Exercises
• a. In the text about the Cloister potluck supper, how many people now come to the monthly covered dish supper at the clubhouse?
• b. From the text about the Cloister potluck supper, return verbatim the part that opens with the words containing "There is a long" and closes with "suppers top notch!".

Text under study
There is a long tradition that many of us younger generation have lost, that is the old fashioned church potluck supper. The first residents of The Cloister carried this tradition into the Cloister community. Today 80-100 people come to the monthly covered dish supper at the clubhouse.
On Tuesday, May 8, Bonney and I attended the monthly covered dish supper at the Cloister clubhouse, we haven’t broken bread with our neighbors at this Clubhouse affair for some time. The Community neighbors have met most months of the year, every year, for over twenty years, to share a meal, gossip, and bring each other up to date with current Cloister happenings. Sometimes even politics and religion are discussed. Dixie Frederickson and the “Covered Dish Volunteers” do a fantastic job and make our experience at these suppers top notch!
The schedule is announced in the official monthly “The Cloister News” published by the HOA and edited by Joyce Fort. It was omitted by accident this month so I posted a bulletin along with posting the HOA monthly newsletter. As soon as I receive The Cloister News I scan a copy into “Cloister Living” for your convenience. This month three new residents were introduced to the friendly diners. New people don’t sit at a table alone, there are always people who will join them in neighborly conversation.
Tables were called up by drawing of numbered ping pong balls. Two protein offerings, fried chicken and BBQ pork were served but most of the BBQ was gone before half the tables were served. My wife commented that the main proteins at buffet restaurants are brought out in batches so there is always that food available as a choice. Perhaps this could be done at the Cloister Potluck by bring out a second batch after 1/2 the diners are served. This would leave some choice for those in the last tables called up to select their foods.

Information shown
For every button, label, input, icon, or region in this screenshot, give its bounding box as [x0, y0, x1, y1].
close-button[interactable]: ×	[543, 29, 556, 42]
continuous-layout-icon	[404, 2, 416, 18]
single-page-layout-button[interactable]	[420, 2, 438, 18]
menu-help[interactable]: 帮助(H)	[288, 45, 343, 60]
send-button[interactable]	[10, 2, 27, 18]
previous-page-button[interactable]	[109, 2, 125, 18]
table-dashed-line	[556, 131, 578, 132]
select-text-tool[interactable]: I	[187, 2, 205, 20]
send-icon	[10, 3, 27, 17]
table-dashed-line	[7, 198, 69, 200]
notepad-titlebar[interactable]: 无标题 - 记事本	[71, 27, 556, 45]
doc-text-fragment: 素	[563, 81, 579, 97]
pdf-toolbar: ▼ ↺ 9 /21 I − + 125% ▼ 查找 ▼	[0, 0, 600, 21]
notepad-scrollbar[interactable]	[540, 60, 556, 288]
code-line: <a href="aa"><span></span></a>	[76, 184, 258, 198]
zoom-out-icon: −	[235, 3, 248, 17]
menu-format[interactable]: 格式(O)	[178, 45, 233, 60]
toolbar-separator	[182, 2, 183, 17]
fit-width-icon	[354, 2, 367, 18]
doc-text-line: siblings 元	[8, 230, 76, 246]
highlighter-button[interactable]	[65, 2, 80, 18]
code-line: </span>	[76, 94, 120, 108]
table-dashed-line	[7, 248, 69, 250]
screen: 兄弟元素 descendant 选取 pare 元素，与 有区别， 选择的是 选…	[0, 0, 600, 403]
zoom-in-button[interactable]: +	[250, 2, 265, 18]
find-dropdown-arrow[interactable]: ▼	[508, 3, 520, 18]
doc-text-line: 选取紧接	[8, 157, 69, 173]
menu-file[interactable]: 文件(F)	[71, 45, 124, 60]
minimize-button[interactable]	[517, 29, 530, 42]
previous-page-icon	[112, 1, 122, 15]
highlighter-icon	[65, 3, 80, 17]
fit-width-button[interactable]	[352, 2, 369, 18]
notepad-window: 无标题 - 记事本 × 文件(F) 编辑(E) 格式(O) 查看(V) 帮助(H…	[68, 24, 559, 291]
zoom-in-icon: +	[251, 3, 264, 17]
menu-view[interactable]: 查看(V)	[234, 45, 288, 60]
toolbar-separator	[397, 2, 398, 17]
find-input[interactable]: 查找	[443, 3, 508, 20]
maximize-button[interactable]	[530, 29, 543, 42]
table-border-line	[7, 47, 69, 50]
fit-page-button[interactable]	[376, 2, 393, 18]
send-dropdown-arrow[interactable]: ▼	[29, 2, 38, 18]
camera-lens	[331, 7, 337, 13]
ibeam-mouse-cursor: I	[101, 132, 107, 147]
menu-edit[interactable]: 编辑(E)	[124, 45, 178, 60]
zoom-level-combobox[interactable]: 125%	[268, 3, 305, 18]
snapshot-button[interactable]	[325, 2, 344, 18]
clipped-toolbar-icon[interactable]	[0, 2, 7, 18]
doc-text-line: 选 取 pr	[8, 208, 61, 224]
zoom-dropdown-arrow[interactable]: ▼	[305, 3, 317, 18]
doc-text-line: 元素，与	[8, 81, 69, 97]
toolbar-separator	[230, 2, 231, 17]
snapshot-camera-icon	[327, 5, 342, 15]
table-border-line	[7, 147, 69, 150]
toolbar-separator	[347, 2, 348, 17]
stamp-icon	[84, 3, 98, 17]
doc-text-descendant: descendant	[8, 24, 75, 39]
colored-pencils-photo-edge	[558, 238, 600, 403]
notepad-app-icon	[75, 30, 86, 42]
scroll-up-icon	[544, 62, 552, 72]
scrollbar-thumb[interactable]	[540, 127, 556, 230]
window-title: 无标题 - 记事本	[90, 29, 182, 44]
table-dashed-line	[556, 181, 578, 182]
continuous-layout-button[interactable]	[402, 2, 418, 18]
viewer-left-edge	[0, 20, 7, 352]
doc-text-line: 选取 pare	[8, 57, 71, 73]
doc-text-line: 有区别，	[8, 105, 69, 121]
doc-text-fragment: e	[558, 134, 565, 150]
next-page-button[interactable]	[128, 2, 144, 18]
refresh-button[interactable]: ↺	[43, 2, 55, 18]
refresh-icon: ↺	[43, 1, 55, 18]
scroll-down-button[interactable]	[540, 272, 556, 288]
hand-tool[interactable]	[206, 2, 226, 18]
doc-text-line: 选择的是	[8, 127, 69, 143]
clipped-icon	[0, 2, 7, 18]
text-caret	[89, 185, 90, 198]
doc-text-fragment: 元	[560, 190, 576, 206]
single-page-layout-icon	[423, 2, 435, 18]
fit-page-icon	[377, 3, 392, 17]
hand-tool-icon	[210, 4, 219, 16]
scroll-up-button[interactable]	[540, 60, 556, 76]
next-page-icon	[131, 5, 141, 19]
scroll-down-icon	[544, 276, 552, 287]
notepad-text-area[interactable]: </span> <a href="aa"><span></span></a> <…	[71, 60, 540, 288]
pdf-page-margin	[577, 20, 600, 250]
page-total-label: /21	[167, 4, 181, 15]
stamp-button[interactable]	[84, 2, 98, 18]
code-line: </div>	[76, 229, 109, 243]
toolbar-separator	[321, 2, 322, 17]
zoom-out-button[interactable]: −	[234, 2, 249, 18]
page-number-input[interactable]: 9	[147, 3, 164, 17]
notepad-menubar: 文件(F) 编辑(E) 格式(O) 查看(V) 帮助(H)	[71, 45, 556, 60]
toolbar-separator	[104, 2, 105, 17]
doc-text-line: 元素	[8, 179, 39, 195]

Your written answers
• a. 80-100 people.

• b.
There is a long tradition that many of us younger generation have lost, that is the old fashioned church potluck supper. The first residents of The Cloister carried this tradition into the Cloister community. Today 80-100 people come to the monthly covered dish supper at the clubhouse.
On Tuesday, May 8, Bonney and I attended the monthly covered dish supper at the Cloister clubhouse, we haven’t broken bread with our neighbors at this Clubhouse affair for some time. The Community neighbors have met most months of the year, every year, for over twenty years, to share a meal, gossip, and bring each other up to date with current Cloister happenings. Sometimes even politics and religion are discussed. Dixie Frederickson and the “Covered Dish Volunteers” do a fantastic job and make our experience at these suppers top notch!